* [EXTRACTED DATA]
[START]
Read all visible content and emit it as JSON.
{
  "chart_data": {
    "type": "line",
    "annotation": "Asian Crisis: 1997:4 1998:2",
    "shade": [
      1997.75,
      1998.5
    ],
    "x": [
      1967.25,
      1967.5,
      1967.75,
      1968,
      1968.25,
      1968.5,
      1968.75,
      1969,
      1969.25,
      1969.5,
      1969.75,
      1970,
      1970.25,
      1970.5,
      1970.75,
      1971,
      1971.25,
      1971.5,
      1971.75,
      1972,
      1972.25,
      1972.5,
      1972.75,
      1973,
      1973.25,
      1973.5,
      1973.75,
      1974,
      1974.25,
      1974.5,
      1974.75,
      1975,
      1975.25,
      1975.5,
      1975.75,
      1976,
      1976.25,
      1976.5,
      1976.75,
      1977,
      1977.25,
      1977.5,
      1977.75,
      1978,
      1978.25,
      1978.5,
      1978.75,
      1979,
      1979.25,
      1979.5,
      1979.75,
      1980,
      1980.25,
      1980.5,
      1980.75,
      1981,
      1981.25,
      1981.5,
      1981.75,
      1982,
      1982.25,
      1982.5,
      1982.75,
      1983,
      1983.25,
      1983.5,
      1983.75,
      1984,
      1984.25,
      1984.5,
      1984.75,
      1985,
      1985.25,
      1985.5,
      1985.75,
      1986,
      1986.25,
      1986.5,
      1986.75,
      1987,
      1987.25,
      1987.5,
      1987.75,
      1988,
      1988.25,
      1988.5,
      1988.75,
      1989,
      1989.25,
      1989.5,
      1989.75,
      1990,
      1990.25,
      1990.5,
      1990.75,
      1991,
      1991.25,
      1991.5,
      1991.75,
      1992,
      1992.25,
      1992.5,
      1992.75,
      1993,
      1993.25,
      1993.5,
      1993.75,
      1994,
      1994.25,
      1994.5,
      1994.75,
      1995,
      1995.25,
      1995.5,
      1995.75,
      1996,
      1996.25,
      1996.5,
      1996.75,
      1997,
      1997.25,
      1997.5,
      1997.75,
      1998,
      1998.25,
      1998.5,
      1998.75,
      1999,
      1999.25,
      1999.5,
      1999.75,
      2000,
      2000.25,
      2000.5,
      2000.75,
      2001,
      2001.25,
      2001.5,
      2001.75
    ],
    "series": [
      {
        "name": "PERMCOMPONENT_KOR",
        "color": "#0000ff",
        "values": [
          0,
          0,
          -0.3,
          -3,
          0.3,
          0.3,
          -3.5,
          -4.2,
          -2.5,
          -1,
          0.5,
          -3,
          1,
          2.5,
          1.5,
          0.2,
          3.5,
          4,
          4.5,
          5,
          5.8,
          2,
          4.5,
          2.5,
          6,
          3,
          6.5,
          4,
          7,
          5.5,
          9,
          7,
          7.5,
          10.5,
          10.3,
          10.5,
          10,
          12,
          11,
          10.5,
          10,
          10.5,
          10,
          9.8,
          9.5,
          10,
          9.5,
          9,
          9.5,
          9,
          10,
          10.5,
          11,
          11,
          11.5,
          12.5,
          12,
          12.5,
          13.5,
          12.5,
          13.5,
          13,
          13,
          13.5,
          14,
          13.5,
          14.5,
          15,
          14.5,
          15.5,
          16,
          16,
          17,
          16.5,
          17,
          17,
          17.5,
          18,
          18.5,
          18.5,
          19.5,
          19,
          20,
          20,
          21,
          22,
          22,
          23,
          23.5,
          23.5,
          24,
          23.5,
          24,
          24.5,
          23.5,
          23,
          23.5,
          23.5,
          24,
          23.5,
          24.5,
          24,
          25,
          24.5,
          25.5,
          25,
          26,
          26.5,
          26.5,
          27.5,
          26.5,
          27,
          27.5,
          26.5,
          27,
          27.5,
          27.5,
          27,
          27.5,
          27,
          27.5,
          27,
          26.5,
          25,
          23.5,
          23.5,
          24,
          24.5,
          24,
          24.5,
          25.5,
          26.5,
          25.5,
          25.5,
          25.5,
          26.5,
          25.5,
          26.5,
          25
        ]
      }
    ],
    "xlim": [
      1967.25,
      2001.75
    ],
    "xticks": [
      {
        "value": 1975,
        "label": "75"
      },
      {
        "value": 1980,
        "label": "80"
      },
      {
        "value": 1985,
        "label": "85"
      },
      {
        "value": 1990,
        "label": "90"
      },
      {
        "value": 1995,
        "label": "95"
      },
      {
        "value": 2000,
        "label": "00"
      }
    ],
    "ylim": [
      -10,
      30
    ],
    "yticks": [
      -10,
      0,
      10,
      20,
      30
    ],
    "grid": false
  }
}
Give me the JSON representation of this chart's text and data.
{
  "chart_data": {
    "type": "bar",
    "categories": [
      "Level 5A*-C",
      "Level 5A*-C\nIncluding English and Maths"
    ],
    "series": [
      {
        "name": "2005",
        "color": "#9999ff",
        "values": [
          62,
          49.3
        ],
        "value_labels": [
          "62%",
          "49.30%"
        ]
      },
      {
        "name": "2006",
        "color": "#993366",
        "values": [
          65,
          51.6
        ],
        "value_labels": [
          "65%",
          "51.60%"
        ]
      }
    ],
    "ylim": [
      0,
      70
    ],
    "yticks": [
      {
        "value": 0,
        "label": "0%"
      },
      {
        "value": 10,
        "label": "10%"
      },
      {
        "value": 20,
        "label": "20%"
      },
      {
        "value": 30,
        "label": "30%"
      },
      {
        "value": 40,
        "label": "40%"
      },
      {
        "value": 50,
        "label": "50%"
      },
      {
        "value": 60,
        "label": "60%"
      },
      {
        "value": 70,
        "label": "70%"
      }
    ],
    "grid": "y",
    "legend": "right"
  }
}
[END]
* [AIM OF THE TASK]
The entries above must be returned exactly.

* [ANSWER TO THIS EXERCISE]
Read all visible content and emit it as JSON.
{
  "chart_data": {
    "type": "line",
    "annotation": "Asian Crisis: 1997:4 1998:2",
    "shade": [
      1997.75,
      1998.5
    ],
    "x": [
      1967.25,
      1967.5,
      1967.75,
      1968,
      1968.25,
      1968.5,
      1968.75,
      1969,
      1969.25,
      1969.5,
      1969.75,
      1970,
      1970.25,
      1970.5,
      1970.75,
      1971,
      1971.25,
      1971.5,
      1971.75,
      1972,
      1972.25,
      1972.5,
      1972.75,
      1973,
      1973.25,
      1973.5,
      1973.75,
      1974,
      1974.25,
      1974.5,
      1974.75,
      1975,
      1975.25,
      1975.5,
      1975.75,
      1976,
      1976.25,
      1976.5,
      1976.75,
      1977,
      1977.25,
      1977.5,
      1977.75,
      1978,
      1978.25,
      1978.5,
      1978.75,
      1979,
      1979.25,
      1979.5,
      1979.75,
      1980,
      1980.25,
      1980.5,
      1980.75,
      1981,
      1981.25,
      1981.5,
      1981.75,
      1982,
      1982.25,
      1982.5,
      1982.75,
      1983,
      1983.25,
      1983.5,
      1983.75,
      1984,
      1984.25,
      1984.5,
      1984.75,
      1985,
      1985.25,
      1985.5,
      1985.75,
      1986,
      1986.25,
      1986.5,
      1986.75,
      1987,
      1987.25,
      1987.5,
      1987.75,
      1988,
      1988.25,
      1988.5,
      1988.75,
      1989,
      1989.25,
      1989.5,
      1989.75,
      1990,
      1990.25,
      1990.5,
      1990.75,
      1991,
      1991.25,
      1991.5,
      1991.75,
      1992,
      1992.25,
      1992.5,
      1992.75,
      1993,
      1993.25,
      1993.5,
      1993.75,
      1994,
      1994.25,
      1994.5,
      1994.75,
      1995,
      1995.25,
      1995.5,
      1995.75,
      1996,
      1996.25,
      1996.5,
      1996.75,
      1997,
      1997.25,
      1997.5,
      1997.75,
      1998,
      1998.25,
      1998.5,
      1998.75,
      1999,
      1999.25,
      1999.5,
      1999.75,
      2000,
      2000.25,
      2000.5,
      2000.75,
      2001,
      2001.25,
      2001.5,
      2001.75
    ],
    "series": [
      {
        "name": "PERMCOMPONENT_KOR",
        "color": "#0000ff",
        "values": [
          0,
          0,
          -0.3,
          -3,
          0.3,
          0.3,
          -3.5,
          -4.2,
          -2.5,
          -1,
          0.5,
          -3,
          1,
          2.5,
          1.5,
          0.2,
          3.5,
          4,
          4.5,
          5,
          5.8,
          2,
          4.5,
          2.5,
          6,
          3,
          6.5,
          4,
          7,
          5.5,
          9,
          7,
          7.5,
          10.5,
          10.3,
          10.5,
          10,
          12,
          11,
          10.5,
          10,
          10.5,
          10,
          9.8,
          9.5,
          10,
          9.5,
          9,
          9.5,
          9,
          10,
          10.5,
          11,
          11,
          11.5,
          12.5,
          12,
          12.5,
          13.5,
          12.5,
          13.5,
          13,
          13,
          13.5,
          14,
          13.5,
          14.5,
          15,
          14.5,
          15.5,
          16,
          16,
          17,
          16.5,
          17,
          17,
          17.5,
          18,
          18.5,
          18.5,
          19.5,
          19,
          20,
          20,
          21,
          22,
          22,
          23,
          23.5,
          23.5,
          24,
          23.5,
          24,
          24.5,
          23.5,
          23,
          23.5,
          23.5,
          24,
          23.5,
          24.5,
          24,
          25,
          24.5,
          25.5,
          25,
          26,
          26.5,
          26.5,
          27.5,
          26.5,
          27,
          27.5,
          26.5,
          27,
          27.5,
          27.5,
          27,
          27.5,
          27,
          27.5,
          27,
          26.5,
          25,
          23.5,
          23.5,
          24,
          24.5,
          24,
          24.5,
          25.5,
          26.5,
          25.5,
          25.5,
          25.5,
          26.5,
          25.5,
          26.5,
          25
        ]
      }
    ],
    "xlim": [
      1967.25,
      2001.75
    ],
    "xticks": [
      {
        "value": 1975,
        "label": "75"
      },
      {
        "value": 1980,
        "label": "80"
      },
      {
        "value": 1985,
        "label": "85"
      },
      {
        "value": 1990,
        "label": "90"
      },
      {
        "value": 1995,
        "label": "95"
      },
      {
        "value": 2000,
        "label": "00"
      }
    ],
    "ylim": [
      -10,
      30
    ],
    "yticks": [
      -10,
      0,
      10,
      20,
      30
    ],
    "grid": false
  }
}
Give me the JSON representation of this chart's text and data.
{
  "chart_data": {
    "type": "bar",
    "categories": [
      "Level 5A*-C",
      "Level 5A*-C\nIncluding English and Maths"
    ],
    "series": [
      {
        "name": "2005",
        "color": "#9999ff",
        "values": [
          62,
          49.3
        ],
        "value_labels": [
          "62%",
          "49.30%"
        ]
      },
      {
        "name": "2006",
        "color": "#993366",
        "values": [
          65,
          51.6
        ],
        "value_labels": [
          "65%",
          "51.60%"
        ]
      }
    ],
    "ylim": [
      0,
      70
    ],
    "yticks": [
      {
        "value": 0,
        "label": "0%"
      },
      {
        "value": 10,
        "label": "10%"
      },
      {
        "value": 20,
        "label": "20%"
      },
      {
        "value": 30,
        "label": "30%"
      },
      {
        "value": 40,
        "label": "40%"
      },
      {
        "value": 50,
        "label": "50%"
      },
      {
        "value": 60,
        "label": "60%"
      },
      {
        "value": 70,
        "label": "70%"
      }
    ],
    "grid": "y",
    "legend": "right"
  }
}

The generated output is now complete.